Goal of the exercise: Restate the material word for word and leave out anything that is a picture.

# Start of Input material

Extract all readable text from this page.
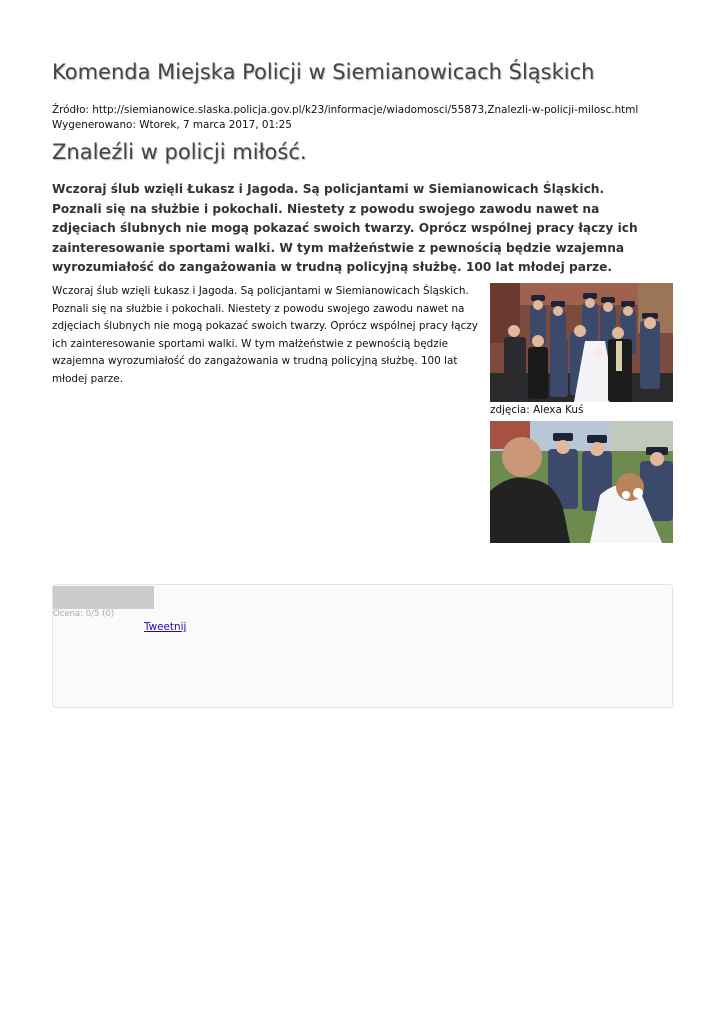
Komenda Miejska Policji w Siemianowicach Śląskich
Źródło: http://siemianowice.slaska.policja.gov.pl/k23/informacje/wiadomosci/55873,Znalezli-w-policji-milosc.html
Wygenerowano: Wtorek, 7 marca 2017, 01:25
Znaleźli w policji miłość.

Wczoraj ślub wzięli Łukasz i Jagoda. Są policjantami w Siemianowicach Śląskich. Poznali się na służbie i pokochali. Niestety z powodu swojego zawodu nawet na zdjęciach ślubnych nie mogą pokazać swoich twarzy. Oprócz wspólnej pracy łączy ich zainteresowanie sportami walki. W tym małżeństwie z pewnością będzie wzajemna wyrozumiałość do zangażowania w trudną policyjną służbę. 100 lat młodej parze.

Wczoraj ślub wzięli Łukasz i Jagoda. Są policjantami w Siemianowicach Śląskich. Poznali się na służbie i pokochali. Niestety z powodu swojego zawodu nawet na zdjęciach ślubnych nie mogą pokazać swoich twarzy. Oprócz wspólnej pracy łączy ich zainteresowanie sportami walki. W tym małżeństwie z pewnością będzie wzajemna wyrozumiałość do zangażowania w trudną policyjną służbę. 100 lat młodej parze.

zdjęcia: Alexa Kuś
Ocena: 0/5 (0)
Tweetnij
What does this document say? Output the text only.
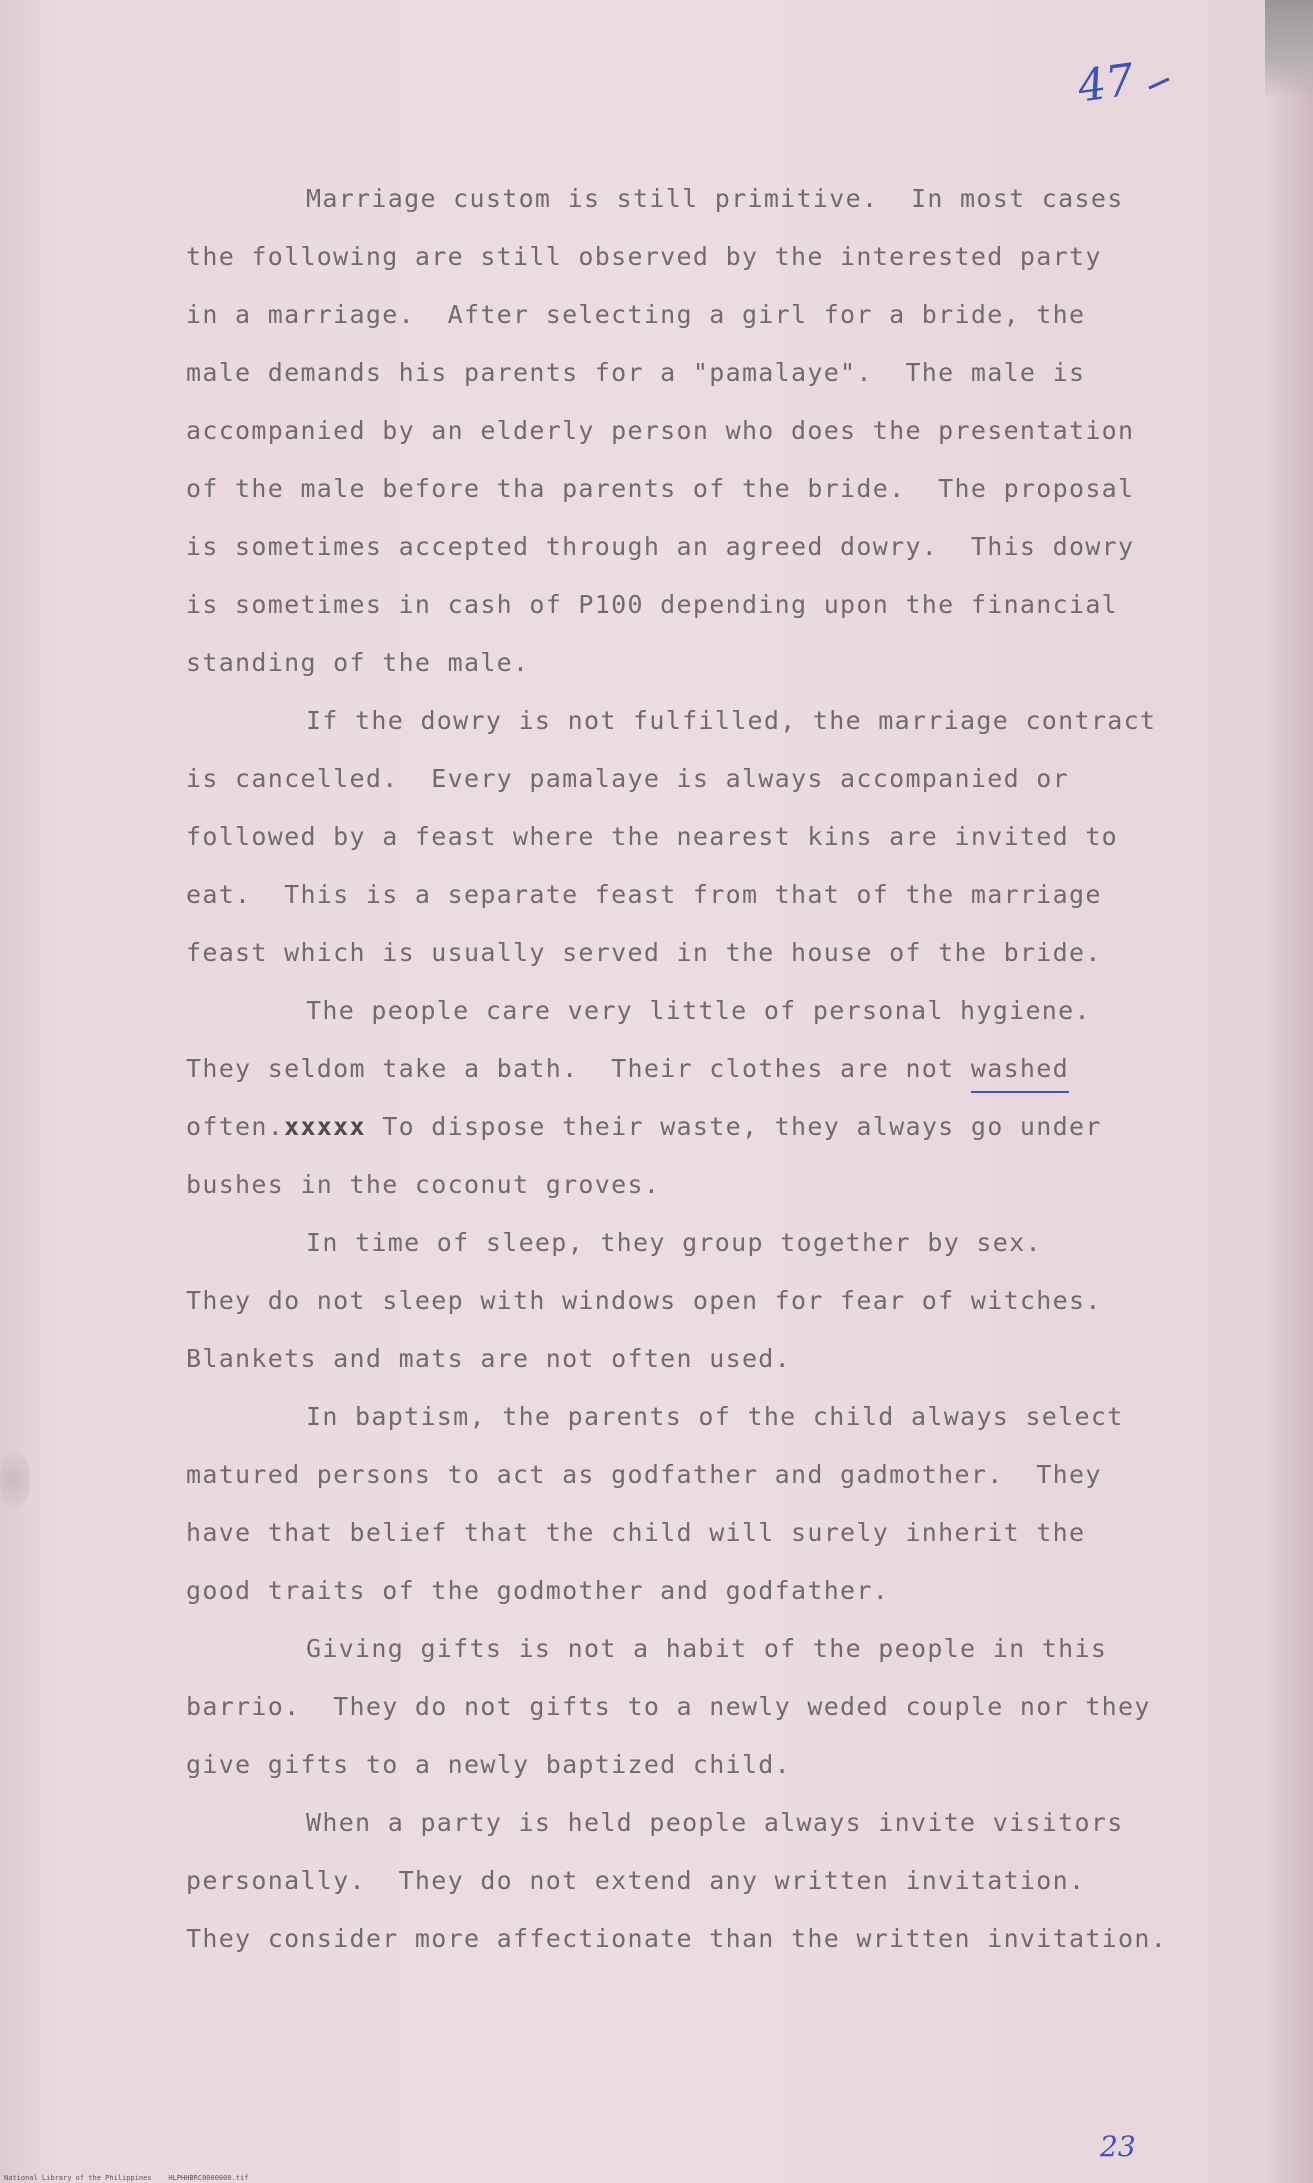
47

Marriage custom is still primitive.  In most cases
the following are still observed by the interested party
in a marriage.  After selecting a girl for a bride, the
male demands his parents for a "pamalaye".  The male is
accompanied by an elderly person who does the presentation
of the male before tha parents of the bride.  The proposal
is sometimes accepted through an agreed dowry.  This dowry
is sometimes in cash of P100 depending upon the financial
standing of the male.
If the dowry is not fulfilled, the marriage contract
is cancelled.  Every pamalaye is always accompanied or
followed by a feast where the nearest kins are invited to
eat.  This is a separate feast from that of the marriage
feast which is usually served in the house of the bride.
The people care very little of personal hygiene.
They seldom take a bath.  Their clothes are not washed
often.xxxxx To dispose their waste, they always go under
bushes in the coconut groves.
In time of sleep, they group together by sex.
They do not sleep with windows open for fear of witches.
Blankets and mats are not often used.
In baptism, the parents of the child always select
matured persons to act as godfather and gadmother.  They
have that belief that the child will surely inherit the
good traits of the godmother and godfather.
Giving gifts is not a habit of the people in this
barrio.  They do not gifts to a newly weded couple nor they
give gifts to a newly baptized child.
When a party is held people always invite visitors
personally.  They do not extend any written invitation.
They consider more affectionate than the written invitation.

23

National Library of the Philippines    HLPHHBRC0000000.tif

# End of Input material

Reply to the exercise:
Extract all readable text from this page.
Komenda Miejska Policji w Siemianowicach Śląskich
Źródło: http://siemianowice.slaska.policja.gov.pl/k23/informacje/wiadomosci/55873,Znalezli-w-policji-milosc.html
Wygenerowano: Wtorek, 7 marca 2017, 01:25
Znaleźli w policji miłość.

Wczoraj ślub wzięli Łukasz i Jagoda. Są policjantami w Siemianowicach Śląskich. Poznali się na służbie i pokochali. Niestety z powodu swojego zawodu nawet na zdjęciach ślubnych nie mogą pokazać swoich twarzy. Oprócz wspólnej pracy łączy ich zainteresowanie sportami walki. W tym małżeństwie z pewnością będzie wzajemna wyrozumiałość do zangażowania w trudną policyjną służbę. 100 lat młodej parze.

Wczoraj ślub wzięli Łukasz i Jagoda. Są policjantami w Siemianowicach Śląskich. Poznali się na służbie i pokochali. Niestety z powodu swojego zawodu nawet na zdjęciach ślubnych nie mogą pokazać swoich twarzy. Oprócz wspólnej pracy łączy ich zainteresowanie sportami walki. W tym małżeństwie z pewnością będzie wzajemna wyrozumiałość do zangażowania w trudną policyjną służbę. 100 lat młodej parze.

zdjęcia: Alexa Kuś
Ocena: 0/5 (0)
Tweetnij
What does this document say? Output the text only.
47

Marriage custom is still primitive.  In most cases
the following are still observed by the interested party
in a marriage.  After selecting a girl for a bride, the
male demands his parents for a "pamalaye".  The male is
accompanied by an elderly person who does the presentation
of the male before tha parents of the bride.  The proposal
is sometimes accepted through an agreed dowry.  This dowry
is sometimes in cash of P100 depending upon the financial
standing of the male.
If the dowry is not fulfilled, the marriage contract
is cancelled.  Every pamalaye is always accompanied or
followed by a feast where the nearest kins are invited to
eat.  This is a separate feast from that of the marriage
feast which is usually served in the house of the bride.
The people care very little of personal hygiene.
They seldom take a bath.  Their clothes are not washed
often.xxxxx To dispose their waste, they always go under
bushes in the coconut groves.
In time of sleep, they group together by sex.
They do not sleep with windows open for fear of witches.
Blankets and mats are not often used.
In baptism, the parents of the child always select
matured persons to act as godfather and gadmother.  They
have that belief that the child will surely inherit the
good traits of the godmother and godfather.
Giving gifts is not a habit of the people in this
barrio.  They do not gifts to a newly weded couple nor they
give gifts to a newly baptized child.
When a party is held people always invite visitors
personally.  They do not extend any written invitation.
They consider more affectionate than the written invitation.

23

National Library of the Philippines    HLPHHBRC0000000.tif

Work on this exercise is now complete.